| Listing |
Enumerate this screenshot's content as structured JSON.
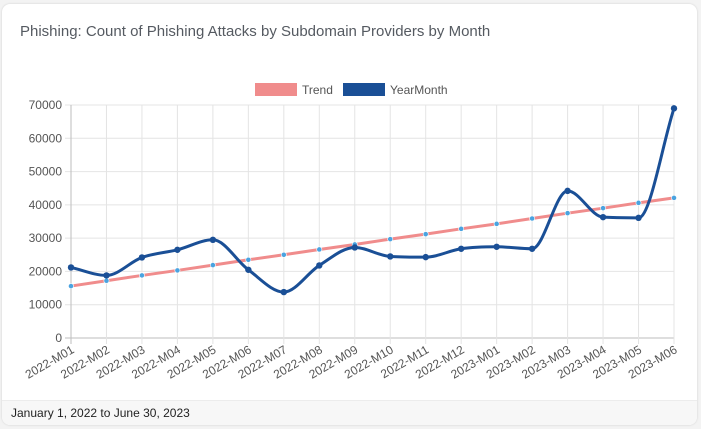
{
  "card": {
    "title": "Phishing: Count of Phishing Attacks by Subdomain Providers by Month",
    "date_range": "January 1, 2022 to June 30, 2023"
  },
  "chart_data": {
    "type": "line",
    "title": "Phishing: Count of Phishing Attacks by Subdomain Providers by Month",
    "xlabel": "",
    "ylabel": "",
    "ylim": [
      0,
      70000
    ],
    "y_ticks": [
      0,
      10000,
      20000,
      30000,
      40000,
      50000,
      60000,
      70000
    ],
    "grid": true,
    "legend_position": "top",
    "categories": [
      "2022-M01",
      "2022-M02",
      "2022-M03",
      "2022-M04",
      "2022-M05",
      "2022-M06",
      "2022-M07",
      "2022-M08",
      "2022-M09",
      "2022-M10",
      "2022-M11",
      "2022-M12",
      "2023-M01",
      "2023-M02",
      "2023-M03",
      "2023-M04",
      "2023-M05",
      "2023-M06"
    ],
    "series": [
      {
        "name": "Trend",
        "color": "#f08c8c",
        "point_color": "#4aa3e0",
        "values": [
          15600,
          17200,
          18800,
          20300,
          21900,
          23500,
          25000,
          26600,
          28100,
          29700,
          31200,
          32800,
          34300,
          35900,
          37500,
          39000,
          40600,
          42100
        ]
      },
      {
        "name": "YearMonth",
        "color": "#1a4f96",
        "point_color": "#1a4f96",
        "values": [
          21200,
          18800,
          24200,
          26500,
          29500,
          20500,
          13800,
          21800,
          27200,
          24500,
          24300,
          26800,
          27400,
          26800,
          44200,
          36300,
          36100,
          69000
        ]
      }
    ]
  }
}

| Problem details |
Leave out the pictures and give the listing above again exactly.

| Response to this exercise |
Enumerate this screenshot's content as structured JSON.
{
  "card": {
    "title": "Phishing: Count of Phishing Attacks by Subdomain Providers by Month",
    "date_range": "January 1, 2022 to June 30, 2023"
  },
  "chart_data": {
    "type": "line",
    "title": "Phishing: Count of Phishing Attacks by Subdomain Providers by Month",
    "xlabel": "",
    "ylabel": "",
    "ylim": [
      0,
      70000
    ],
    "y_ticks": [
      0,
      10000,
      20000,
      30000,
      40000,
      50000,
      60000,
      70000
    ],
    "grid": true,
    "legend_position": "top",
    "categories": [
      "2022-M01",
      "2022-M02",
      "2022-M03",
      "2022-M04",
      "2022-M05",
      "2022-M06",
      "2022-M07",
      "2022-M08",
      "2022-M09",
      "2022-M10",
      "2022-M11",
      "2022-M12",
      "2023-M01",
      "2023-M02",
      "2023-M03",
      "2023-M04",
      "2023-M05",
      "2023-M06"
    ],
    "series": [
      {
        "name": "Trend",
        "color": "#f08c8c",
        "point_color": "#4aa3e0",
        "values": [
          15600,
          17200,
          18800,
          20300,
          21900,
          23500,
          25000,
          26600,
          28100,
          29700,
          31200,
          32800,
          34300,
          35900,
          37500,
          39000,
          40600,
          42100
        ]
      },
      {
        "name": "YearMonth",
        "color": "#1a4f96",
        "point_color": "#1a4f96",
        "values": [
          21200,
          18800,
          24200,
          26500,
          29500,
          20500,
          13800,
          21800,
          27200,
          24500,
          24300,
          26800,
          27400,
          26800,
          44200,
          36300,
          36100,
          69000
        ]
      }
    ]
  }
}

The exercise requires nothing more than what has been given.